## Goal
Only lines holding the word "entre" should be copied from the material.

----------------------------------------

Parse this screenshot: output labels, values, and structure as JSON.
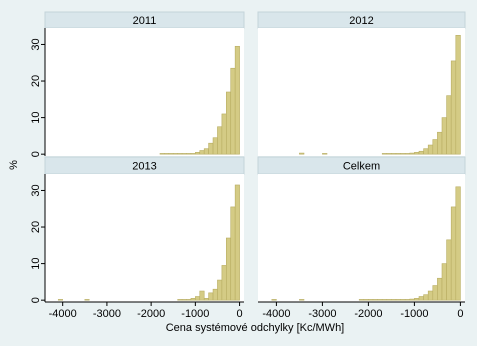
{
  "xlabel": "Cena systémové odchylky [Kc/MWh]",
  "ylabel": "%",
  "xlim": [
    -4400,
    100
  ],
  "xticks": [
    -4000,
    -3000,
    -2000,
    -1000,
    0
  ],
  "ylim": [
    -0.5,
    34.5
  ],
  "yticks": [
    0,
    10,
    20,
    30
  ],
  "chart_data": [
    {
      "type": "histogram",
      "title": "2011",
      "color": "#d4cb85",
      "bins": [
        -4200,
        -4100,
        -4000,
        -3900,
        -3800,
        -3700,
        -3600,
        -3500,
        -3400,
        -3300,
        -3200,
        -3100,
        -3000,
        -2900,
        -2800,
        -2700,
        -2600,
        -2500,
        -2400,
        -2300,
        -2200,
        -2100,
        -2000,
        -1900,
        -1800,
        -1700,
        -1600,
        -1500,
        -1400,
        -1300,
        -1200,
        -1100,
        -1000,
        -900,
        -800,
        -700,
        -600,
        -500,
        -400,
        -300,
        -200,
        -100,
        0
      ],
      "values": [
        0,
        0,
        0,
        0,
        0,
        0,
        0,
        0,
        0,
        0,
        0,
        0,
        0,
        0,
        0,
        0,
        0,
        0,
        0,
        0,
        0,
        0,
        0,
        0,
        0.2,
        0.2,
        0.2,
        0.2,
        0.2,
        0.2,
        0.2,
        0.2,
        0.5,
        1,
        1.5,
        3,
        4.5,
        7.5,
        11,
        17,
        23.5,
        29.5
      ]
    },
    {
      "type": "histogram",
      "title": "2012",
      "color": "#d4cb85",
      "bins": [
        -4200,
        -4100,
        -4000,
        -3900,
        -3800,
        -3700,
        -3600,
        -3500,
        -3400,
        -3300,
        -3200,
        -3100,
        -3000,
        -2900,
        -2800,
        -2700,
        -2600,
        -2500,
        -2400,
        -2300,
        -2200,
        -2100,
        -2000,
        -1900,
        -1800,
        -1700,
        -1600,
        -1500,
        -1400,
        -1300,
        -1200,
        -1100,
        -1000,
        -900,
        -800,
        -700,
        -600,
        -500,
        -400,
        -300,
        -200,
        -100,
        0
      ],
      "values": [
        0,
        0,
        0,
        0,
        0,
        0,
        0,
        0.3,
        0,
        0,
        0,
        0,
        0.2,
        0,
        0,
        0,
        0,
        0,
        0,
        0,
        0,
        0,
        0,
        0,
        0,
        0.2,
        0.2,
        0.2,
        0.2,
        0.2,
        0.2,
        0.3,
        0.5,
        0.8,
        1.5,
        2.5,
        4,
        6,
        10,
        16,
        25.5,
        32.5
      ]
    },
    {
      "type": "histogram",
      "title": "2013",
      "color": "#d4cb85",
      "bins": [
        -4200,
        -4100,
        -4000,
        -3900,
        -3800,
        -3700,
        -3600,
        -3500,
        -3400,
        -3300,
        -3200,
        -3100,
        -3000,
        -2900,
        -2800,
        -2700,
        -2600,
        -2500,
        -2400,
        -2300,
        -2200,
        -2100,
        -2000,
        -1900,
        -1800,
        -1700,
        -1600,
        -1500,
        -1400,
        -1300,
        -1200,
        -1100,
        -1000,
        -900,
        -800,
        -700,
        -600,
        -500,
        -400,
        -300,
        -200,
        -100,
        0
      ],
      "values": [
        0,
        0.2,
        0,
        0,
        0,
        0,
        0,
        0.2,
        0,
        0,
        0,
        0,
        0,
        0,
        0,
        0,
        0,
        0,
        0,
        0,
        0,
        0,
        0,
        0,
        0,
        0,
        0,
        0,
        0.2,
        0.2,
        0.2,
        0.5,
        1,
        2.5,
        0.5,
        2,
        3,
        5.5,
        9.5,
        17,
        25.5,
        31.5
      ]
    },
    {
      "type": "histogram",
      "title": "Celkem",
      "color": "#d4cb85",
      "bins": [
        -4200,
        -4100,
        -4000,
        -3900,
        -3800,
        -3700,
        -3600,
        -3500,
        -3400,
        -3300,
        -3200,
        -3100,
        -3000,
        -2900,
        -2800,
        -2700,
        -2600,
        -2500,
        -2400,
        -2300,
        -2200,
        -2100,
        -2000,
        -1900,
        -1800,
        -1700,
        -1600,
        -1500,
        -1400,
        -1300,
        -1200,
        -1100,
        -1000,
        -900,
        -800,
        -700,
        -600,
        -500,
        -400,
        -300,
        -200,
        -100,
        0
      ],
      "values": [
        0,
        0.2,
        0,
        0,
        0,
        0,
        0,
        0.2,
        0,
        0,
        0,
        0,
        0,
        0,
        0,
        0,
        0,
        0,
        0,
        0,
        0.2,
        0.2,
        0.2,
        0.2,
        0.2,
        0.2,
        0.2,
        0.2,
        0.2,
        0.2,
        0.2,
        0.3,
        0.5,
        1,
        1.5,
        2.5,
        4,
        6,
        10,
        16.5,
        25.5,
        31
      ]
    }
  ]
}
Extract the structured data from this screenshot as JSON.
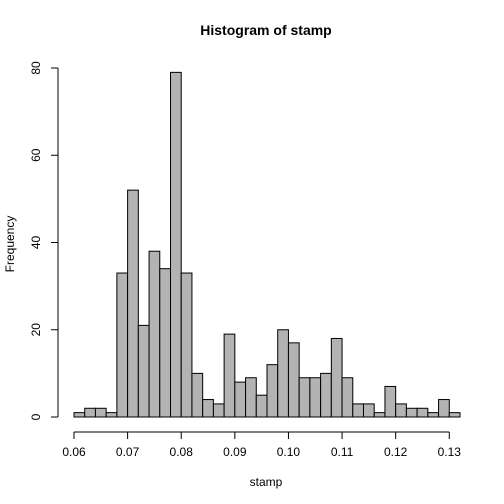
{
  "chart_data": {
    "type": "bar",
    "title": "Histogram of stamp",
    "xlabel": "stamp",
    "ylabel": "Frequency",
    "bar_color": "#b3b3b3",
    "bar_border": "#000000",
    "bin_width": 0.002,
    "x_start": 0.06,
    "xlim": [
      0.06,
      0.132
    ],
    "ylim": [
      0,
      80
    ],
    "x_ticks": [
      "0.06",
      "0.07",
      "0.08",
      "0.09",
      "0.10",
      "0.11",
      "0.12",
      "0.13"
    ],
    "y_ticks": [
      "0",
      "20",
      "40",
      "60",
      "80"
    ],
    "values": [
      1,
      2,
      2,
      1,
      33,
      52,
      21,
      38,
      34,
      79,
      33,
      10,
      4,
      3,
      19,
      8,
      9,
      5,
      12,
      20,
      17,
      9,
      9,
      10,
      18,
      9,
      3,
      3,
      1,
      7,
      3,
      2,
      2,
      1,
      4,
      1
    ],
    "grid": false,
    "legend": "none"
  }
}
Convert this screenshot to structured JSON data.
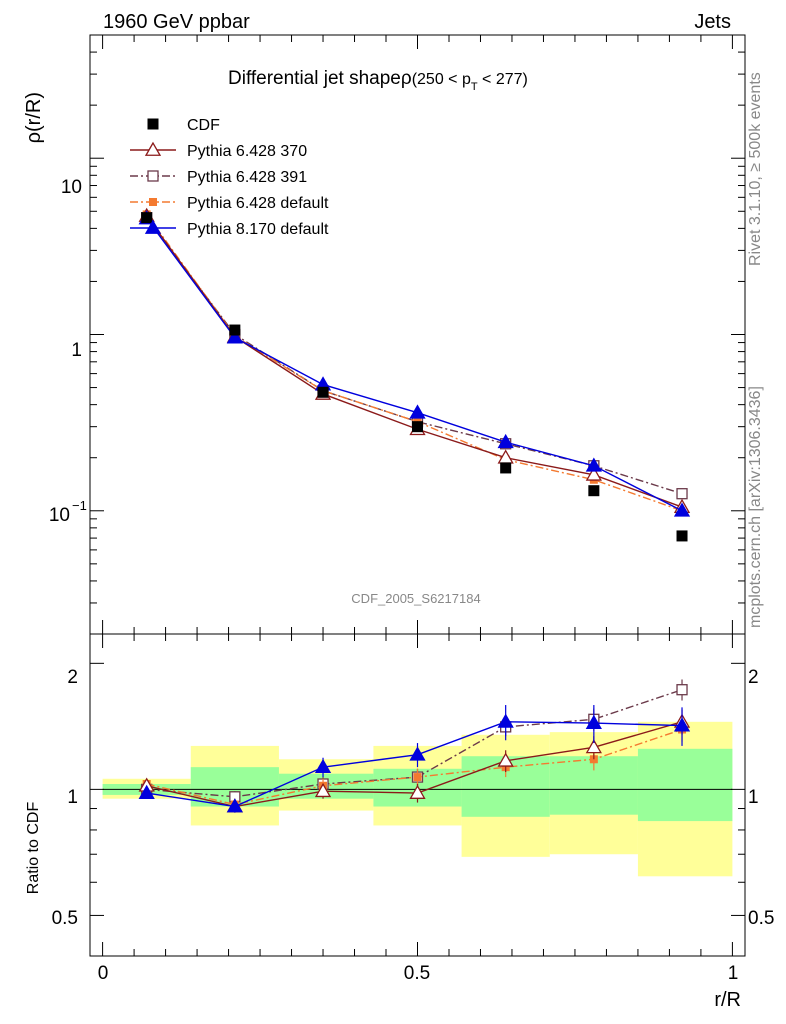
{
  "header": {
    "energy_label": "1960 GeV ppbar",
    "process_label": "Jets",
    "rivet_label": "Rivet 3.1.10, ≥ 500k events",
    "mcplots_label": "mcplots.cern.ch [arXiv:1306.3436]",
    "analysis_id": "CDF_2005_S6217184"
  },
  "main_plot": {
    "title_main": "Differential jet shapeρ",
    "title_range": "(250 < p",
    "title_sub": "T",
    "title_end": " < 277)",
    "ylabel": "ρ(r/R)",
    "y_ticks": [
      {
        "label": "10",
        "value": 10
      },
      {
        "label": "1",
        "value": 1
      },
      {
        "label": "10",
        "sup": "−1",
        "value": 0.1
      }
    ]
  },
  "ratio_plot": {
    "ylabel": "Ratio to CDF",
    "y_ticks": [
      "2",
      "1",
      "0.5"
    ],
    "xlabel": "r/R",
    "x_ticks": [
      "0",
      "0.5",
      "1"
    ]
  },
  "legend": [
    {
      "name": "CDF"
    },
    {
      "name": "Pythia 6.428 370"
    },
    {
      "name": "Pythia 6.428 391"
    },
    {
      "name": "Pythia 6.428 default"
    },
    {
      "name": "Pythia 8.170 default"
    }
  ],
  "colors": {
    "cdf": "#000000",
    "p370": "#8b1a1a",
    "p391": "#6b3a4a",
    "pdef": "#f47a30",
    "p8": "#0000dd",
    "band_inner": "#99ff99",
    "band_outer": "#ffff99",
    "label_gray": "#888888"
  },
  "chart_data": {
    "type": "line",
    "x": [
      0.07,
      0.21,
      0.35,
      0.5,
      0.64,
      0.78,
      0.92
    ],
    "x_edges": [
      0.0,
      0.14,
      0.28,
      0.43,
      0.57,
      0.71,
      0.85,
      1.0
    ],
    "xlim": [
      -0.02,
      1.02
    ],
    "ylim_main": [
      0.02,
      50
    ],
    "yscale_main": "log",
    "ylim_ratio": [
      0.4,
      2.35
    ],
    "yscale_ratio": "log",
    "series": [
      {
        "name": "CDF",
        "key": "cdf",
        "values": [
          4.6,
          1.06,
          0.47,
          0.3,
          0.175,
          0.13,
          0.072
        ]
      },
      {
        "name": "Pythia 6.428 370",
        "key": "p370",
        "values": [
          4.7,
          0.97,
          0.46,
          0.29,
          0.2,
          0.16,
          0.105
        ],
        "ratio": [
          1.02,
          0.91,
          0.99,
          0.98,
          1.17,
          1.26,
          1.45
        ],
        "ratio_err": [
          0.0,
          0.03,
          0.04,
          0.05,
          0.07,
          0.08,
          0.1
        ]
      },
      {
        "name": "Pythia 6.428 391",
        "key": "p391",
        "values": [
          4.6,
          1.0,
          0.48,
          0.32,
          0.24,
          0.18,
          0.125
        ],
        "ratio": [
          1.0,
          0.96,
          1.03,
          1.07,
          1.41,
          1.47,
          1.73
        ],
        "ratio_err": [
          0.0,
          0.03,
          0.04,
          0.05,
          0.07,
          0.09,
          0.1
        ]
      },
      {
        "name": "Pythia 6.428 default",
        "key": "pdef",
        "values": [
          4.8,
          0.98,
          0.48,
          0.32,
          0.195,
          0.15,
          0.1
        ],
        "ratio": [
          1.03,
          0.92,
          1.02,
          1.07,
          1.13,
          1.18,
          1.39
        ],
        "ratio_err": [
          0.0,
          0.03,
          0.04,
          0.05,
          0.06,
          0.07,
          0.09
        ]
      },
      {
        "name": "Pythia 8.170 default",
        "key": "p8",
        "values": [
          4.55,
          0.96,
          0.52,
          0.36,
          0.245,
          0.18,
          0.1
        ],
        "ratio": [
          0.98,
          0.91,
          1.13,
          1.21,
          1.45,
          1.44,
          1.42
        ],
        "ratio_err": [
          0.0,
          0.03,
          0.06,
          0.08,
          0.14,
          0.15,
          0.15
        ]
      }
    ],
    "ratio_band_inner": [
      [
        0.97,
        1.03
      ],
      [
        0.91,
        1.13
      ],
      [
        0.95,
        1.09
      ],
      [
        0.91,
        1.12
      ],
      [
        0.86,
        1.2
      ],
      [
        0.87,
        1.2
      ],
      [
        0.84,
        1.25
      ]
    ],
    "ratio_band_outer": [
      [
        0.95,
        1.06
      ],
      [
        0.82,
        1.27
      ],
      [
        0.89,
        1.18
      ],
      [
        0.82,
        1.27
      ],
      [
        0.69,
        1.35
      ],
      [
        0.7,
        1.37
      ],
      [
        0.62,
        1.45
      ]
    ]
  }
}
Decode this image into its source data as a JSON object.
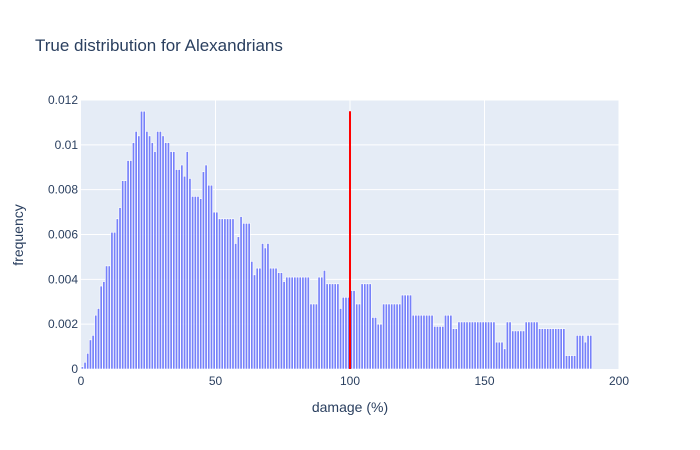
{
  "chart_data": {
    "type": "bar",
    "title": "True distribution for Alexandrians",
    "xlabel": "damage (%)",
    "ylabel": "frequency",
    "xlim": [
      0,
      200
    ],
    "ylim": [
      0,
      0.012
    ],
    "x_ticks": [
      0,
      50,
      100,
      150,
      200
    ],
    "x_tick_labels": [
      "0",
      "50",
      "100",
      "150",
      "200"
    ],
    "y_ticks": [
      0,
      0.002,
      0.004,
      0.006,
      0.008,
      0.01,
      0.012
    ],
    "y_tick_labels": [
      "0",
      "0.002",
      "0.004",
      "0.006",
      "0.008",
      "0.01",
      "0.012"
    ],
    "grid": true,
    "legend": "none",
    "bar_color": "#636efa",
    "plot_bg": "#e5ecf6",
    "bin_width": 1,
    "bin_start": 0,
    "values": [
      0.0001,
      0.0003,
      0.0007,
      0.0013,
      0.0015,
      0.0024,
      0.0027,
      0.0037,
      0.0039,
      0.0046,
      0.0046,
      0.0061,
      0.0061,
      0.0067,
      0.0072,
      0.0084,
      0.0084,
      0.0093,
      0.0093,
      0.0101,
      0.0106,
      0.0104,
      0.0115,
      0.0115,
      0.0106,
      0.0104,
      0.0101,
      0.0097,
      0.0106,
      0.0106,
      0.0104,
      0.0101,
      0.0101,
      0.0097,
      0.0097,
      0.0089,
      0.0089,
      0.0091,
      0.0086,
      0.0097,
      0.0085,
      0.0077,
      0.0077,
      0.0077,
      0.0076,
      0.0088,
      0.0091,
      0.0082,
      0.0082,
      0.007,
      0.007,
      0.0067,
      0.0067,
      0.0067,
      0.0067,
      0.0067,
      0.0067,
      0.0056,
      0.0059,
      0.0068,
      0.0065,
      0.0065,
      0.0065,
      0.0048,
      0.0042,
      0.0045,
      0.0045,
      0.0056,
      0.0054,
      0.0056,
      0.0045,
      0.0045,
      0.0045,
      0.0043,
      0.0043,
      0.0039,
      0.0041,
      0.0041,
      0.0041,
      0.0041,
      0.0041,
      0.0041,
      0.0041,
      0.0041,
      0.0041,
      0.0029,
      0.0029,
      0.0029,
      0.0041,
      0.0041,
      0.0044,
      0.0038,
      0.0038,
      0.0038,
      0.0038,
      0.0038,
      0.0027,
      0.0032,
      0.0032,
      0.0032,
      0.0035,
      0.0035,
      0.0029,
      0.0029,
      0.0038,
      0.0038,
      0.0038,
      0.0038,
      0.0023,
      0.0023,
      0.002,
      0.002,
      0.0029,
      0.0029,
      0.0029,
      0.0029,
      0.0029,
      0.0029,
      0.0029,
      0.0033,
      0.0033,
      0.0033,
      0.0033,
      0.0024,
      0.0024,
      0.0024,
      0.0024,
      0.0024,
      0.0024,
      0.0024,
      0.0024,
      0.0019,
      0.0019,
      0.0019,
      0.0019,
      0.0024,
      0.0024,
      0.0024,
      0.0018,
      0.0018,
      0.0021,
      0.0021,
      0.0021,
      0.0021,
      0.0021,
      0.0021,
      0.0021,
      0.0021,
      0.0021,
      0.0021,
      0.0021,
      0.0021,
      0.0021,
      0.0021,
      0.0012,
      0.0012,
      0.0012,
      0.0009,
      0.0021,
      0.0021,
      0.0017,
      0.0017,
      0.0017,
      0.0017,
      0.0017,
      0.0021,
      0.0021,
      0.0021,
      0.0021,
      0.0021,
      0.0018,
      0.0018,
      0.0018,
      0.0018,
      0.0018,
      0.0018,
      0.0018,
      0.0018,
      0.0018,
      0.0018,
      0.0006,
      0.0006,
      0.0006,
      0.0006,
      0.0015,
      0.0015,
      0.0015,
      0.0012,
      0.0015,
      0.0015
    ],
    "vertical_line": {
      "x": 100,
      "y_top": 0.0115,
      "color": "#ff0000"
    }
  }
}
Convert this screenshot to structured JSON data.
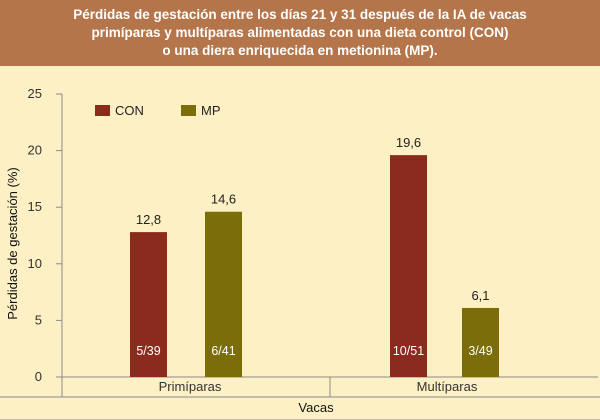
{
  "colors": {
    "header_bg": "#b5754a",
    "panel_bg": "#fdf0c4",
    "con": "#8b2b1e",
    "mp": "#7a6d0a",
    "axis": "#8b8b8b"
  },
  "chart_data": {
    "type": "bar",
    "title": "Pérdidas de gestación entre los días 21 y 31 después de la IA de vacas primíparas y multíparas alimentadas con una dieta control (CON) o una diera enriquecida en metionina (MP).",
    "title_lines": [
      "Pérdidas de gestación entre los días 21 y 31 después de la IA de vacas",
      "primíparas y multíparas alimentadas con una dieta control (CON)",
      "o una diera enriquecida en metionina (MP)."
    ],
    "xlabel": "Vacas",
    "ylabel": "Pérdidas de gestación (%)",
    "ylim": [
      0,
      25
    ],
    "yticks": [
      0,
      5,
      10,
      15,
      20,
      25
    ],
    "grid": false,
    "legend_position": "top-left",
    "categories": [
      "Primíparas",
      "Multíparas"
    ],
    "series": [
      {
        "name": "CON",
        "color": "#8b2b1e",
        "values": [
          12.8,
          19.6
        ],
        "value_labels": [
          "12,8",
          "19,6"
        ],
        "inner_labels": [
          "5/39",
          "10/51"
        ]
      },
      {
        "name": "MP",
        "color": "#7a6d0a",
        "values": [
          14.6,
          6.1
        ],
        "value_labels": [
          "14,6",
          "6,1"
        ],
        "inner_labels": [
          "6/41",
          "3/49"
        ]
      }
    ]
  }
}
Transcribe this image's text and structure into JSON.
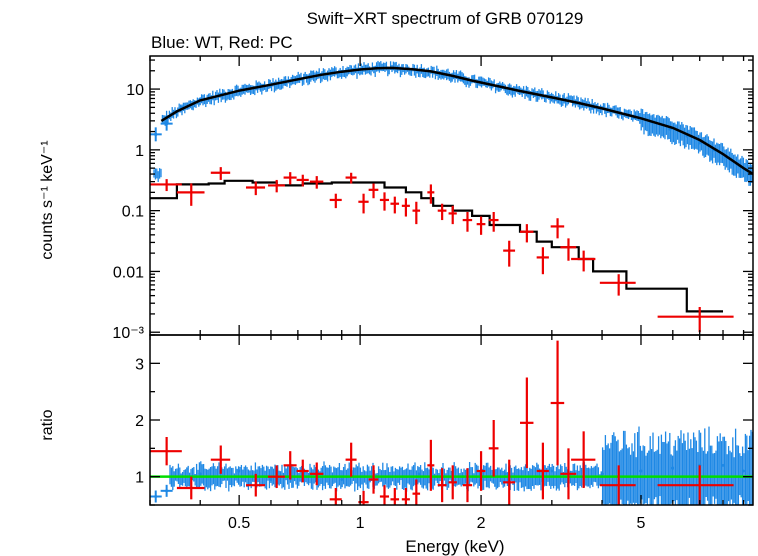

----------------------------------------

## Correct answer
    "title": "Pérdidas de gestación entre los días 21 y 31 después de la IA de vacas primíparas y multíparas alimentadas con una dieta control (CON) o una diera enriquecida en metionina (MP).",
      "Pérdidas de gestación entre los días 21 y 31 después de la IA de vacas",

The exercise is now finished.